#### PROVIDED RECORDS

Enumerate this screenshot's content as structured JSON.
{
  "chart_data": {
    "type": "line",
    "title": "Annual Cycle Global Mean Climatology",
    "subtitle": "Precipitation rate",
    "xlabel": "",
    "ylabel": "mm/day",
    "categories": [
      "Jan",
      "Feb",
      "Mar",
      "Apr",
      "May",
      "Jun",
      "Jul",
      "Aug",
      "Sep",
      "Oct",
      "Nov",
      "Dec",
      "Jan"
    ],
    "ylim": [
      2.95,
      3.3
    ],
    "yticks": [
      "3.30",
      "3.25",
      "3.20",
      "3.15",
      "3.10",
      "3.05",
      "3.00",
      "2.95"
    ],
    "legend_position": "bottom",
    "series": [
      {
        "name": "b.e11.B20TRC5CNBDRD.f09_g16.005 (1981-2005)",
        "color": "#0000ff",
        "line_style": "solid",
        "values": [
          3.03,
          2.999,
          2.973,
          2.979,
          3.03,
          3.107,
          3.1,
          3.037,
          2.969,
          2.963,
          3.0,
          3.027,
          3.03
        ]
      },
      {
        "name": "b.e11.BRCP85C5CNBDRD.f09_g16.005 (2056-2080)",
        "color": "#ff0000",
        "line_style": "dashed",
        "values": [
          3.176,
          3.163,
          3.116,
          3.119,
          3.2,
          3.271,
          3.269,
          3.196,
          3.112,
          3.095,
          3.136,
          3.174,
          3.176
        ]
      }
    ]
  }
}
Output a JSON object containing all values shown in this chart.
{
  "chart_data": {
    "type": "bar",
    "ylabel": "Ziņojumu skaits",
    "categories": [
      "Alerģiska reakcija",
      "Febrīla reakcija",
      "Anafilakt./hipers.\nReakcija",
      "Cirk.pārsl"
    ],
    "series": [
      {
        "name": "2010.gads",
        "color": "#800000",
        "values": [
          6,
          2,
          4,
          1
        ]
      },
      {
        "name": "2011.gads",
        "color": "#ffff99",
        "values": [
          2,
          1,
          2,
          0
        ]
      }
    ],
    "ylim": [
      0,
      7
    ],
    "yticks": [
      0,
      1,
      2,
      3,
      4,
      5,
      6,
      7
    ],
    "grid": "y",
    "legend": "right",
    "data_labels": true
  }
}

########

• _PROBLEM DESCRIPTION_:
Restate each entry exactly, skipping none.

• _OUTPUT OF THE EXERCISE_:
Enumerate this screenshot's content as structured JSON.
{
  "chart_data": {
    "type": "line",
    "title": "Annual Cycle Global Mean Climatology",
    "subtitle": "Precipitation rate",
    "xlabel": "",
    "ylabel": "mm/day",
    "categories": [
      "Jan",
      "Feb",
      "Mar",
      "Apr",
      "May",
      "Jun",
      "Jul",
      "Aug",
      "Sep",
      "Oct",
      "Nov",
      "Dec",
      "Jan"
    ],
    "ylim": [
      2.95,
      3.3
    ],
    "yticks": [
      "3.30",
      "3.25",
      "3.20",
      "3.15",
      "3.10",
      "3.05",
      "3.00",
      "2.95"
    ],
    "legend_position": "bottom",
    "series": [
      {
        "name": "b.e11.B20TRC5CNBDRD.f09_g16.005 (1981-2005)",
        "color": "#0000ff",
        "line_style": "solid",
        "values": [
          3.03,
          2.999,
          2.973,
          2.979,
          3.03,
          3.107,
          3.1,
          3.037,
          2.969,
          2.963,
          3.0,
          3.027,
          3.03
        ]
      },
      {
        "name": "b.e11.BRCP85C5CNBDRD.f09_g16.005 (2056-2080)",
        "color": "#ff0000",
        "line_style": "dashed",
        "values": [
          3.176,
          3.163,
          3.116,
          3.119,
          3.2,
          3.271,
          3.269,
          3.196,
          3.112,
          3.095,
          3.136,
          3.174,
          3.176
        ]
      }
    ]
  }
}
Output a JSON object containing all values shown in this chart.
{
  "chart_data": {
    "type": "bar",
    "ylabel": "Ziņojumu skaits",
    "categories": [
      "Alerģiska reakcija",
      "Febrīla reakcija",
      "Anafilakt./hipers.\nReakcija",
      "Cirk.pārsl"
    ],
    "series": [
      {
        "name": "2010.gads",
        "color": "#800000",
        "values": [
          6,
          2,
          4,
          1
        ]
      },
      {
        "name": "2011.gads",
        "color": "#ffff99",
        "values": [
          2,
          1,
          2,
          0
        ]
      }
    ],
    "ylim": [
      0,
      7
    ],
    "yticks": [
      0,
      1,
      2,
      3,
      4,
      5,
      6,
      7
    ],
    "grid": "y",
    "legend": "right",
    "data_labels": true
  }
}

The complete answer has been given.